### OBJECTIVE
Transcribe every line of the material below verbatim, without altering, omitting, or reordering anything.

========================

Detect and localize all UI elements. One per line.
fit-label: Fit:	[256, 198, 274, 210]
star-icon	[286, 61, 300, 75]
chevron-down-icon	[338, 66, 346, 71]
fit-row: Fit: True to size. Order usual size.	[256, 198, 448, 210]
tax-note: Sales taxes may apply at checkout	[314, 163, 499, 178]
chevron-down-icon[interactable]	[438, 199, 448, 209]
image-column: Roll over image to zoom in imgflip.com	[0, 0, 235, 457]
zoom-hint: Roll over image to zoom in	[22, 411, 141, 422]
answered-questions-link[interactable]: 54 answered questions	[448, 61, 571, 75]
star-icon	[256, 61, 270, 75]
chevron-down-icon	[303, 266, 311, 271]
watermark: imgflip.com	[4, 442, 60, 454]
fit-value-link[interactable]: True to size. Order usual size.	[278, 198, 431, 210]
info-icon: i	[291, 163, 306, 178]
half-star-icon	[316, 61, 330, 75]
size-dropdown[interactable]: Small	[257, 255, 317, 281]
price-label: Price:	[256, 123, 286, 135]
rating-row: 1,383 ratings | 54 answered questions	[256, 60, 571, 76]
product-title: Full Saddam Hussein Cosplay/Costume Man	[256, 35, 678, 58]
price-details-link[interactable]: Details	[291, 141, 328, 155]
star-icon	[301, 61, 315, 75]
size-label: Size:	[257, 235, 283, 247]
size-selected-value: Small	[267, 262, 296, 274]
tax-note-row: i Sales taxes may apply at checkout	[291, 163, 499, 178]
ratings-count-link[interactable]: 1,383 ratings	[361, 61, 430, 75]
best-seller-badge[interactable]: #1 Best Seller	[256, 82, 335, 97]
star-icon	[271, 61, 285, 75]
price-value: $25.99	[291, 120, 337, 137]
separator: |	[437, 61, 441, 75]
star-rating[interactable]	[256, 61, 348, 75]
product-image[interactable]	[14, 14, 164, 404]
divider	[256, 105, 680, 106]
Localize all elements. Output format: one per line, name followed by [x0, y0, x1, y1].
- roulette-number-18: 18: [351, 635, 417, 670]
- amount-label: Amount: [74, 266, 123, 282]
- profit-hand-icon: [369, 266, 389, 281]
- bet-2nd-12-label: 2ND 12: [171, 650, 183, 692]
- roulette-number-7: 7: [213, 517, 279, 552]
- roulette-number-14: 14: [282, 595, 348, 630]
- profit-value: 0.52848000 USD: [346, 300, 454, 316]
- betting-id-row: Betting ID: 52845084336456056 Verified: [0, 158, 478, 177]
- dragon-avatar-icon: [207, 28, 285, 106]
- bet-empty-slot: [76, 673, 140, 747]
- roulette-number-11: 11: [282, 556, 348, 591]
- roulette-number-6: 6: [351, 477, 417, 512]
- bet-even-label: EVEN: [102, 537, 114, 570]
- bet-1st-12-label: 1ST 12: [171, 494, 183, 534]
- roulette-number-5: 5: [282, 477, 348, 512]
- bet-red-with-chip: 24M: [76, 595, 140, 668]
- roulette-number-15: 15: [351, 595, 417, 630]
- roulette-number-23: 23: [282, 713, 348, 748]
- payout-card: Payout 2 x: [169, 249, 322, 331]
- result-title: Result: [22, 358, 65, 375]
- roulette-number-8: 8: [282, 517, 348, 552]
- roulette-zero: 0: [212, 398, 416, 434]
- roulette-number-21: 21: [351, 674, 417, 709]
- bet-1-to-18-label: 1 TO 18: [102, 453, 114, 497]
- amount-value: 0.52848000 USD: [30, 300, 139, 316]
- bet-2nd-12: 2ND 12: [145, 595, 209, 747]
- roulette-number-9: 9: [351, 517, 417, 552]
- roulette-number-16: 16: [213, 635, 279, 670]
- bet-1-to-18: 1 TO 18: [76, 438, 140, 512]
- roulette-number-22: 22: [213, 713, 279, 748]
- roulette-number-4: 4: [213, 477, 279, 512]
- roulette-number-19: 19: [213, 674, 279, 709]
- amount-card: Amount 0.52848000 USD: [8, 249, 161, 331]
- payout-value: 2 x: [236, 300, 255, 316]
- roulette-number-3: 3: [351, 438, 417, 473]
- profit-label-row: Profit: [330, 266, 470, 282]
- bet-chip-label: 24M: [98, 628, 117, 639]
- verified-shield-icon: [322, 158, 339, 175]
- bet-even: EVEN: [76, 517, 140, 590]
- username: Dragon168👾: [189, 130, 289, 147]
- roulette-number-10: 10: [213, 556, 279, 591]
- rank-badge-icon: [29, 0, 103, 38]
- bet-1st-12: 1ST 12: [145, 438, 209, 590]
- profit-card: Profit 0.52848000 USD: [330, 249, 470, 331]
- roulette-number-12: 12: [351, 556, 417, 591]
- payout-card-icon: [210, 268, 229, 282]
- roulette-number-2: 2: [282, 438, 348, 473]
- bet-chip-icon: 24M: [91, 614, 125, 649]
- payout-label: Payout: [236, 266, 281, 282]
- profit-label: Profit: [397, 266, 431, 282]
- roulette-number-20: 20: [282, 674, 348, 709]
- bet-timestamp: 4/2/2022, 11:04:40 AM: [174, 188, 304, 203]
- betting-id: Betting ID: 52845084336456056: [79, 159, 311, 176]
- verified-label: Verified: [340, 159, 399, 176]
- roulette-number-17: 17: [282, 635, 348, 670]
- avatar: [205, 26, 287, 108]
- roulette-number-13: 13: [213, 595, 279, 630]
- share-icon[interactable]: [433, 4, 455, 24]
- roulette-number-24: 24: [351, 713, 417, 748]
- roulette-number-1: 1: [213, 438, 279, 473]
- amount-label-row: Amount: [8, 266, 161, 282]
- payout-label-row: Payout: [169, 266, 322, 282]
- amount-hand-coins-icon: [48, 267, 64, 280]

========================

### ANSWER BELOW
Detect and localize all UI elements. One per line.
fit-label: Fit:	[256, 198, 274, 210]
star-icon	[286, 61, 300, 75]
chevron-down-icon	[338, 66, 346, 71]
fit-row: Fit: True to size. Order usual size.	[256, 198, 448, 210]
tax-note: Sales taxes may apply at checkout	[314, 163, 499, 178]
chevron-down-icon[interactable]	[438, 199, 448, 209]
image-column: Roll over image to zoom in imgflip.com	[0, 0, 235, 457]
zoom-hint: Roll over image to zoom in	[22, 411, 141, 422]
answered-questions-link[interactable]: 54 answered questions	[448, 61, 571, 75]
star-icon	[256, 61, 270, 75]
chevron-down-icon	[303, 266, 311, 271]
watermark: imgflip.com	[4, 442, 60, 454]
fit-value-link[interactable]: True to size. Order usual size.	[278, 198, 431, 210]
info-icon: i	[291, 163, 306, 178]
half-star-icon	[316, 61, 330, 75]
size-dropdown[interactable]: Small	[257, 255, 317, 281]
price-label: Price:	[256, 123, 286, 135]
rating-row: 1,383 ratings | 54 answered questions	[256, 60, 571, 76]
product-title: Full Saddam Hussein Cosplay/Costume Man	[256, 35, 678, 58]
price-details-link[interactable]: Details	[291, 141, 328, 155]
star-icon	[301, 61, 315, 75]
size-label: Size:	[257, 235, 283, 247]
size-selected-value: Small	[267, 262, 296, 274]
tax-note-row: i Sales taxes may apply at checkout	[291, 163, 499, 178]
ratings-count-link[interactable]: 1,383 ratings	[361, 61, 430, 75]
best-seller-badge[interactable]: #1 Best Seller	[256, 82, 335, 97]
star-icon	[271, 61, 285, 75]
price-value: $25.99	[291, 120, 337, 137]
separator: |	[437, 61, 441, 75]
star-rating[interactable]	[256, 61, 348, 75]
product-image[interactable]	[14, 14, 164, 404]
divider	[256, 105, 680, 106]
Localize all elements. Output format: one per line, name followed by [x0, y0, x1, y1].
- roulette-number-18: 18: [351, 635, 417, 670]
- amount-label: Amount: [74, 266, 123, 282]
- profit-hand-icon: [369, 266, 389, 281]
- bet-2nd-12-label: 2ND 12: [171, 650, 183, 692]
- roulette-number-7: 7: [213, 517, 279, 552]
- roulette-number-14: 14: [282, 595, 348, 630]
- profit-value: 0.52848000 USD: [346, 300, 454, 316]
- betting-id-row: Betting ID: 52845084336456056 Verified: [0, 158, 478, 177]
- dragon-avatar-icon: [207, 28, 285, 106]
- bet-empty-slot: [76, 673, 140, 747]
- roulette-number-11: 11: [282, 556, 348, 591]
- roulette-number-6: 6: [351, 477, 417, 512]
- bet-even-label: EVEN: [102, 537, 114, 570]
- bet-1st-12-label: 1ST 12: [171, 494, 183, 534]
- roulette-number-5: 5: [282, 477, 348, 512]
- bet-red-with-chip: 24M: [76, 595, 140, 668]
- roulette-number-15: 15: [351, 595, 417, 630]
- roulette-number-23: 23: [282, 713, 348, 748]
- payout-card: Payout 2 x: [169, 249, 322, 331]
- result-title: Result: [22, 358, 65, 375]
- roulette-number-8: 8: [282, 517, 348, 552]
- roulette-zero: 0: [212, 398, 416, 434]
- roulette-number-21: 21: [351, 674, 417, 709]
- bet-1-to-18-label: 1 TO 18: [102, 453, 114, 497]
- amount-value: 0.52848000 USD: [30, 300, 139, 316]
- bet-2nd-12: 2ND 12: [145, 595, 209, 747]
- roulette-number-9: 9: [351, 517, 417, 552]
- roulette-number-16: 16: [213, 635, 279, 670]
- bet-1-to-18: 1 TO 18: [76, 438, 140, 512]
- roulette-number-22: 22: [213, 713, 279, 748]
- roulette-number-4: 4: [213, 477, 279, 512]
- roulette-number-19: 19: [213, 674, 279, 709]
- amount-card: Amount 0.52848000 USD: [8, 249, 161, 331]
- payout-value: 2 x: [236, 300, 255, 316]
- roulette-number-3: 3: [351, 438, 417, 473]
- profit-label-row: Profit: [330, 266, 470, 282]
- bet-chip-label: 24M: [98, 628, 117, 639]
- verified-shield-icon: [322, 158, 339, 175]
- bet-even: EVEN: [76, 517, 140, 590]
- username: Dragon168👾: [189, 130, 289, 147]
- roulette-number-10: 10: [213, 556, 279, 591]
- rank-badge-icon: [29, 0, 103, 38]
- bet-1st-12: 1ST 12: [145, 438, 209, 590]
- profit-card: Profit 0.52848000 USD: [330, 249, 470, 331]
- roulette-number-12: 12: [351, 556, 417, 591]
- payout-card-icon: [210, 268, 229, 282]
- roulette-number-2: 2: [282, 438, 348, 473]
- bet-chip-icon: 24M: [91, 614, 125, 649]
- payout-label: Payout: [236, 266, 281, 282]
- profit-label: Profit: [397, 266, 431, 282]
- roulette-number-20: 20: [282, 674, 348, 709]
- bet-timestamp: 4/2/2022, 11:04:40 AM: [174, 188, 304, 203]
- betting-id: Betting ID: 52845084336456056: [79, 159, 311, 176]
- verified-label: Verified: [340, 159, 399, 176]
- roulette-number-17: 17: [282, 635, 348, 670]
- avatar: [205, 26, 287, 108]
- roulette-number-13: 13: [213, 595, 279, 630]
- share-icon[interactable]: [433, 4, 455, 24]
- roulette-number-24: 24: [351, 713, 417, 748]
- roulette-number-1: 1: [213, 438, 279, 473]
- amount-label-row: Amount: [8, 266, 161, 282]
- payout-label-row: Payout: [169, 266, 322, 282]
- amount-hand-coins-icon: [48, 267, 64, 280]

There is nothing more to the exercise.